Verilen görev 1.
Şehirde bilerek kaybolmayı ve yağmuru anlatan metni baştan sona, hiçbir değişiklik yapmadan kopyalayın.

═══ Metin parçası

19 Aralık 2012 Çarşamba

alışılmışın ötesinde..

o gün farklı bişeyler yapmak istedim ben .. herşeyi bi kenara atıp alışkanlıklarımdan vazgeçip kurallara uymamak istedim.. en azından kendi kurallarıma uymamak.. Öyle de yaptım zaten arkadaşımla ankaranın sokaklarında dolaşırken gezelim bi şuralara bakalım derken kaybolduk.. aslında kaybolmadık kaybolmak istedik.. ters yöne gittiğimizi biliyorduk ama vazgeçmiyorduk dönemiyorduk geriye o an kendimi öyle serbest hissettim ki iki bira alıp öyle gezmek istedim aynı serseri gibi olmuştum ya da hayat felsefemi öyle yürütmeye başlamıştım artık .. Neyse ki 1 saat felan yürüdük dedik bu kadar kaybolmak yeter geri dönüp yaşadığımızı unutmayalım..
Neyse ki dönüyoruz yağmur başladı.. Normal de ıslanmaktan özellikle de kafamı yıkamadan dışarı çıktığım için saçımın ıslanmasından nefret ederim .. Ama hiç şapkayı takmak istemedim o an ıslanmak istedim .. ağlamak istedim ama yapamazdım arkadaşımın yanında .. yalnız olsaydım kesin bir daha geri dönemezdim o yoldan da ..

══════
═══ Alıştırma girdileri

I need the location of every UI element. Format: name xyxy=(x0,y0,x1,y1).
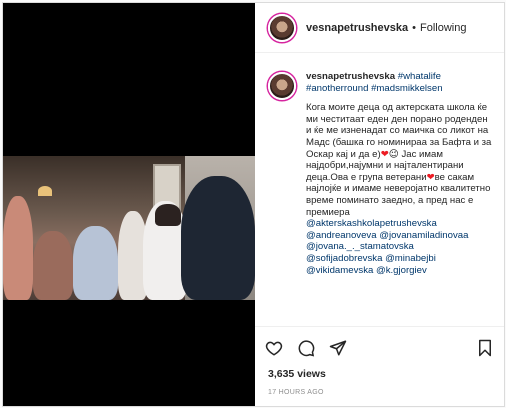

══════
═══ Alıştırma girdileri

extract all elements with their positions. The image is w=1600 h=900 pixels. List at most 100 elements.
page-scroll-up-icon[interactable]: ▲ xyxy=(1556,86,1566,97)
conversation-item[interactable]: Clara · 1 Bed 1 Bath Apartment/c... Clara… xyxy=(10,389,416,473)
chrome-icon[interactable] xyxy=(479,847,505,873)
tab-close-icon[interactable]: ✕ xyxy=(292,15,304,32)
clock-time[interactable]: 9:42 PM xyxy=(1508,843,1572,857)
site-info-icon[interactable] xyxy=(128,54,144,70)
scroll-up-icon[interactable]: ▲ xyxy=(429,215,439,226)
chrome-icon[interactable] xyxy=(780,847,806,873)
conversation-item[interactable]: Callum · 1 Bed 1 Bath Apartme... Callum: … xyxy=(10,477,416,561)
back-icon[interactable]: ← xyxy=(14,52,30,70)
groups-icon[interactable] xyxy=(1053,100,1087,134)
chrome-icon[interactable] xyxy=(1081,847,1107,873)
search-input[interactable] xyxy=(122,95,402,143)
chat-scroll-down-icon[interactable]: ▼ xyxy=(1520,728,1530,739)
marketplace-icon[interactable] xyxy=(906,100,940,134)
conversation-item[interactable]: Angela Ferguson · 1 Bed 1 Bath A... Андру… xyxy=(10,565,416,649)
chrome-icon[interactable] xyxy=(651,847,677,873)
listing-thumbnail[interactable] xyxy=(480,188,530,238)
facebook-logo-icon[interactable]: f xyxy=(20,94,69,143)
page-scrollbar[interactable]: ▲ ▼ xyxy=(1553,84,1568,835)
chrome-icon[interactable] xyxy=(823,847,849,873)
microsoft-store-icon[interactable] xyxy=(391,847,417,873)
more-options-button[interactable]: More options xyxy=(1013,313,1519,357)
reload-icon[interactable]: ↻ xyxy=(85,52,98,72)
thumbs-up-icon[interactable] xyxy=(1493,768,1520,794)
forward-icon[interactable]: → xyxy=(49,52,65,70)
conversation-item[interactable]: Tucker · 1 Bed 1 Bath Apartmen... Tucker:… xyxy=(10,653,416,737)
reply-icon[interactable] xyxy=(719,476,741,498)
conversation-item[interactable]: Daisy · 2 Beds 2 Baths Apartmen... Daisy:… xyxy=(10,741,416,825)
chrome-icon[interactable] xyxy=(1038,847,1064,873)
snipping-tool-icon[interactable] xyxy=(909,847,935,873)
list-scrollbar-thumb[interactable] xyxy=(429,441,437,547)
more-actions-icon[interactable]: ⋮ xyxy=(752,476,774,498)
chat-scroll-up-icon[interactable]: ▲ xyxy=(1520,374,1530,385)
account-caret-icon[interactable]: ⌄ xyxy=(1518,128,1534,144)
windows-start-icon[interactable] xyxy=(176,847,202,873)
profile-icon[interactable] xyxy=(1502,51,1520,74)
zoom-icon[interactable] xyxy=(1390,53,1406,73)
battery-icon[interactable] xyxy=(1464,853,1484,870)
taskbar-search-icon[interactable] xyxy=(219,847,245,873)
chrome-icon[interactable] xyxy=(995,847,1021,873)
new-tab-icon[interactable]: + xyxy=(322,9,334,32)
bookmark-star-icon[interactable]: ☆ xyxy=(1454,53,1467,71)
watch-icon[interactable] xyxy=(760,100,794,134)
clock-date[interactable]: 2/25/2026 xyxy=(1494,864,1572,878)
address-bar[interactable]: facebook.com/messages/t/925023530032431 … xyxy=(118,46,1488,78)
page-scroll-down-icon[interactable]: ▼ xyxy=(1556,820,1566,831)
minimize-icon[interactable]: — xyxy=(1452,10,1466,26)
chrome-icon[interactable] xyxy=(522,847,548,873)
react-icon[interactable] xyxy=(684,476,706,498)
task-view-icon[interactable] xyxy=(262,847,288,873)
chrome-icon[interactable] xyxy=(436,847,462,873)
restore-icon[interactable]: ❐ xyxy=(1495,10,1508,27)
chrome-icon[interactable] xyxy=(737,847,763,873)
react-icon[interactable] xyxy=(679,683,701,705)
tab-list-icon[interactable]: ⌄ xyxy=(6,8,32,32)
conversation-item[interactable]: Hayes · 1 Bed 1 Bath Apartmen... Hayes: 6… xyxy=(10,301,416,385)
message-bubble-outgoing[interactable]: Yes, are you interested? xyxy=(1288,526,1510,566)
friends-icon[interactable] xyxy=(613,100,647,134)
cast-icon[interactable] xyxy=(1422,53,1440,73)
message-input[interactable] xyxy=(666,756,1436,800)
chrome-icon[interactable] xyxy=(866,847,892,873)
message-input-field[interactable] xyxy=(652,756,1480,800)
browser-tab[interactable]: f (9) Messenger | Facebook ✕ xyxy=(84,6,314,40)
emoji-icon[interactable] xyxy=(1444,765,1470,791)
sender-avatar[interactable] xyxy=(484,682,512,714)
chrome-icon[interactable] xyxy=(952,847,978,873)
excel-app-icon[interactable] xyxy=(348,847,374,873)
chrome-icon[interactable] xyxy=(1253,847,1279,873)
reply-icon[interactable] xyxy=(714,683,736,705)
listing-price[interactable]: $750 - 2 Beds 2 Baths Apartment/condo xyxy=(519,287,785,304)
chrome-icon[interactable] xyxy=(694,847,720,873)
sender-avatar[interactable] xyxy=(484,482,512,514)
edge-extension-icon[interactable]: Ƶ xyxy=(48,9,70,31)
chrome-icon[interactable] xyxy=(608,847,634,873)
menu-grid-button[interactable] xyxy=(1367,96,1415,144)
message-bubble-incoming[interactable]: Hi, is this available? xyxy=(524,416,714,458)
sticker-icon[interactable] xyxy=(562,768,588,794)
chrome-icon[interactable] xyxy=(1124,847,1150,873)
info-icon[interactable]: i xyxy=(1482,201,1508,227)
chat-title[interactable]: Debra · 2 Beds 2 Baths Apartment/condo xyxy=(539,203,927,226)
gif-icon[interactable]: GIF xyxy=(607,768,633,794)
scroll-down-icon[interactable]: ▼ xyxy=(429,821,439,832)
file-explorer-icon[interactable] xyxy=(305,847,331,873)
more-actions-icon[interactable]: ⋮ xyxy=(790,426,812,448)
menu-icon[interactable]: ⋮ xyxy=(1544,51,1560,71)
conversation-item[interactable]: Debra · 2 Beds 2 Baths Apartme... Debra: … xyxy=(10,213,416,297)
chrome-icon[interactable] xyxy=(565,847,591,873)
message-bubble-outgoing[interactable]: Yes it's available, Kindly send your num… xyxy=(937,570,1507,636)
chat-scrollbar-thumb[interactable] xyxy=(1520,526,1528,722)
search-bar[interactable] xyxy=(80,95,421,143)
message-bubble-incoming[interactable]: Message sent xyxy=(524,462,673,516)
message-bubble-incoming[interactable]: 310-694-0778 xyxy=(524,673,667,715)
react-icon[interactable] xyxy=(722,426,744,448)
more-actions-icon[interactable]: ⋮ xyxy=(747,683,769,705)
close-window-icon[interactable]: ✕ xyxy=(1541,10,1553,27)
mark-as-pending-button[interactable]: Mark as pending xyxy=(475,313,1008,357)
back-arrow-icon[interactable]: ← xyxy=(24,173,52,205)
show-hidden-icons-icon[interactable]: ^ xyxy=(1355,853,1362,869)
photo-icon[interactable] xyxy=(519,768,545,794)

══════

Verilen görev 2.
Lütfen listede "extract all elements" ifadesini içeren satırla açılıp "chrome-icon[interactable] xyxy=(479,847,505,873)" ifadesini içeren satırla kapanan bölümü, bu iki satır da dahil olmak üzere, aynen tekrarlayın.

Yanıt 1.
19 Aralık 2012 Çarşamba

alışılmışın ötesinde..

o gün farklı bişeyler yapmak istedim ben .. herşeyi bi kenara atıp alışkanlıklarımdan vazgeçip kurallara uymamak istedim.. en azından kendi kurallarıma uymamak.. Öyle de yaptım zaten arkadaşımla ankaranın sokaklarında dolaşırken gezelim bi şuralara bakalım derken kaybolduk.. aslında kaybolmadık kaybolmak istedik.. ters yöne gittiğimizi biliyorduk ama vazgeçmiyorduk dönemiyorduk geriye o an kendimi öyle serbest hissettim ki iki bira alıp öyle gezmek istedim aynı serseri gibi olmuştum ya da hayat felsefemi öyle yürütmeye başlamıştım artık .. Neyse ki 1 saat felan yürüdük dedik bu kadar kaybolmak yeter geri dönüp yaşadığımızı unutmayalım..
Neyse ki dönüyoruz yağmur başladı.. Normal de ıslanmaktan özellikle de kafamı yıkamadan dışarı çıktığım için saçımın ıslanmasından nefret ederim .. Ama hiç şapkayı takmak istemedim o an ıslanmak istedim .. ağlamak istedim ama yapamazdım arkadaşımın yanında .. yalnız olsaydım kesin bir daha geri dönemezdim o yoldan da ..

Yanıt 2.
extract all elements with their positions. The image is w=1600 h=900 pixels. List at most 100 elements.
page-scroll-up-icon[interactable]: ▲ xyxy=(1556,86,1566,97)
conversation-item[interactable]: Clara · 1 Bed 1 Bath Apartment/c... Clara… xyxy=(10,389,416,473)
chrome-icon[interactable] xyxy=(479,847,505,873)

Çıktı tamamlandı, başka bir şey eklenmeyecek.